Available records
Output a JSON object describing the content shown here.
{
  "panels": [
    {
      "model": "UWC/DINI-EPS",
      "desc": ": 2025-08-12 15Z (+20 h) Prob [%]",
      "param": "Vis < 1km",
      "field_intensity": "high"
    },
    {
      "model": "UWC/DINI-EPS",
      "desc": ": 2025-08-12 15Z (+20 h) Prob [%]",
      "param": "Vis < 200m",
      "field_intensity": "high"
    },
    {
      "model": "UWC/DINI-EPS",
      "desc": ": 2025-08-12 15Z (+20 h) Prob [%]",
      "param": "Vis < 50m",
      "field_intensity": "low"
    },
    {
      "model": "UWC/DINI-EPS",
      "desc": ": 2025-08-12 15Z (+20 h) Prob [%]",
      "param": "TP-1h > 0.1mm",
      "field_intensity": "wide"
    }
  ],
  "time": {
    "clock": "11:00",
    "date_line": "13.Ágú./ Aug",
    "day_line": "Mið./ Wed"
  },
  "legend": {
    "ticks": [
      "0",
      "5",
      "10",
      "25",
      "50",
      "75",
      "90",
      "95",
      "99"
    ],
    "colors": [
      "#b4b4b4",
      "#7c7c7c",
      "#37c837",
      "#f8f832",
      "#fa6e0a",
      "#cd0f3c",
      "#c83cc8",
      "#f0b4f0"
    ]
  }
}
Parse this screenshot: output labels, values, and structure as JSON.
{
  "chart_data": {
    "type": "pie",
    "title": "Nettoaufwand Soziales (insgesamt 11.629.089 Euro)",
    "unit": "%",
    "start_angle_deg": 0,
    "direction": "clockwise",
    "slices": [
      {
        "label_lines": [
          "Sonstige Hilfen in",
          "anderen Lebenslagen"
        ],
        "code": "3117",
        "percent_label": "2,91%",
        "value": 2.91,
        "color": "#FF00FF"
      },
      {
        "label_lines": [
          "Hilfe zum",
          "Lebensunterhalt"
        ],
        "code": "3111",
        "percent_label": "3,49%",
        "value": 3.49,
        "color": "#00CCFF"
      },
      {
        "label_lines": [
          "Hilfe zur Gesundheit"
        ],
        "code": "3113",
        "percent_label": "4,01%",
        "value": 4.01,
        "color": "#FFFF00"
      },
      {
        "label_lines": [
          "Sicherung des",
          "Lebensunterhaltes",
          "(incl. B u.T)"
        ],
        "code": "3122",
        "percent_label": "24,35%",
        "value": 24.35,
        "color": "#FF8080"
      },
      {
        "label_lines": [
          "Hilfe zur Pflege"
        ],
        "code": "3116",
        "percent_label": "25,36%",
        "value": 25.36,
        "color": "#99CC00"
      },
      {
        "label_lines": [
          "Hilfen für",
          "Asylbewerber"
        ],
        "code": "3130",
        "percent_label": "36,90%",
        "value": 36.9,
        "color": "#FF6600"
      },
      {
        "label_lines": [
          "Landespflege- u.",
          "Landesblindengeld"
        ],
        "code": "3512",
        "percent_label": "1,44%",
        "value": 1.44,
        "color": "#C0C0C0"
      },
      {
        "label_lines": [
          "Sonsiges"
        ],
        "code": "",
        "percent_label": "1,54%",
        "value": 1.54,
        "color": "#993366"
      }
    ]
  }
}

Your objective
Retype all of the entries precisely as they are.

Reply to the exercise
Output a JSON object describing the content shown here.
{
  "panels": [
    {
      "model": "UWC/DINI-EPS",
      "desc": ": 2025-08-12 15Z (+20 h) Prob [%]",
      "param": "Vis < 1km",
      "field_intensity": "high"
    },
    {
      "model": "UWC/DINI-EPS",
      "desc": ": 2025-08-12 15Z (+20 h) Prob [%]",
      "param": "Vis < 200m",
      "field_intensity": "high"
    },
    {
      "model": "UWC/DINI-EPS",
      "desc": ": 2025-08-12 15Z (+20 h) Prob [%]",
      "param": "Vis < 50m",
      "field_intensity": "low"
    },
    {
      "model": "UWC/DINI-EPS",
      "desc": ": 2025-08-12 15Z (+20 h) Prob [%]",
      "param": "TP-1h > 0.1mm",
      "field_intensity": "wide"
    }
  ],
  "time": {
    "clock": "11:00",
    "date_line": "13.Ágú./ Aug",
    "day_line": "Mið./ Wed"
  },
  "legend": {
    "ticks": [
      "0",
      "5",
      "10",
      "25",
      "50",
      "75",
      "90",
      "95",
      "99"
    ],
    "colors": [
      "#b4b4b4",
      "#7c7c7c",
      "#37c837",
      "#f8f832",
      "#fa6e0a",
      "#cd0f3c",
      "#c83cc8",
      "#f0b4f0"
    ]
  }
}
Parse this screenshot: output labels, values, and structure as JSON.
{
  "chart_data": {
    "type": "pie",
    "title": "Nettoaufwand Soziales (insgesamt 11.629.089 Euro)",
    "unit": "%",
    "start_angle_deg": 0,
    "direction": "clockwise",
    "slices": [
      {
        "label_lines": [
          "Sonstige Hilfen in",
          "anderen Lebenslagen"
        ],
        "code": "3117",
        "percent_label": "2,91%",
        "value": 2.91,
        "color": "#FF00FF"
      },
      {
        "label_lines": [
          "Hilfe zum",
          "Lebensunterhalt"
        ],
        "code": "3111",
        "percent_label": "3,49%",
        "value": 3.49,
        "color": "#00CCFF"
      },
      {
        "label_lines": [
          "Hilfe zur Gesundheit"
        ],
        "code": "3113",
        "percent_label": "4,01%",
        "value": 4.01,
        "color": "#FFFF00"
      },
      {
        "label_lines": [
          "Sicherung des",
          "Lebensunterhaltes",
          "(incl. B u.T)"
        ],
        "code": "3122",
        "percent_label": "24,35%",
        "value": 24.35,
        "color": "#FF8080"
      },
      {
        "label_lines": [
          "Hilfe zur Pflege"
        ],
        "code": "3116",
        "percent_label": "25,36%",
        "value": 25.36,
        "color": "#99CC00"
      },
      {
        "label_lines": [
          "Hilfen für",
          "Asylbewerber"
        ],
        "code": "3130",
        "percent_label": "36,90%",
        "value": 36.9,
        "color": "#FF6600"
      },
      {
        "label_lines": [
          "Landespflege- u.",
          "Landesblindengeld"
        ],
        "code": "3512",
        "percent_label": "1,44%",
        "value": 1.44,
        "color": "#C0C0C0"
      },
      {
        "label_lines": [
          "Sonsiges"
        ],
        "code": "",
        "percent_label": "1,54%",
        "value": 1.54,
        "color": "#993366"
      }
    ]
  }
}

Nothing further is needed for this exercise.